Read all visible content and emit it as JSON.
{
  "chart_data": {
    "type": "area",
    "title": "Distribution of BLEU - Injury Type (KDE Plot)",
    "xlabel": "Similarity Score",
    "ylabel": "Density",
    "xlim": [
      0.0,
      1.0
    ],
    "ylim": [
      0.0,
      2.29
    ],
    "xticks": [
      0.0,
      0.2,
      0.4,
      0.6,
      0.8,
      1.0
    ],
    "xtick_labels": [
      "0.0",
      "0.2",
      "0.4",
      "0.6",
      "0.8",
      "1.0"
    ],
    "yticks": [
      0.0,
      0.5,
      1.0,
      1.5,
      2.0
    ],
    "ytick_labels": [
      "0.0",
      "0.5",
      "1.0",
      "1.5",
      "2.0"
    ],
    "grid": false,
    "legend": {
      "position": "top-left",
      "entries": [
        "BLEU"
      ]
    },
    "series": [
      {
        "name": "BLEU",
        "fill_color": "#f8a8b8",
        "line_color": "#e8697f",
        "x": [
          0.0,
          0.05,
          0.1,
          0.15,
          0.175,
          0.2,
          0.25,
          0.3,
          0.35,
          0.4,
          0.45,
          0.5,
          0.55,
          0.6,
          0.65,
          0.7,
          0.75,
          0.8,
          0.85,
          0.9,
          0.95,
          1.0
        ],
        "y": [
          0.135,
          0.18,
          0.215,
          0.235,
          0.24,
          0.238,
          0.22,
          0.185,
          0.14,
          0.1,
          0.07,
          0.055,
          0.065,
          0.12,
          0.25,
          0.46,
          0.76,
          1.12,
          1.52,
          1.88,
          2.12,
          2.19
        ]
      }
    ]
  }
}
********************
● What to work on
Each line above that holds the string "BLEU" should be copied and shown.

● Response to the exercise
    "title": "Distribution of BLEU - Injury Type (KDE Plot)",
        "BLEU"
        "name": "BLEU",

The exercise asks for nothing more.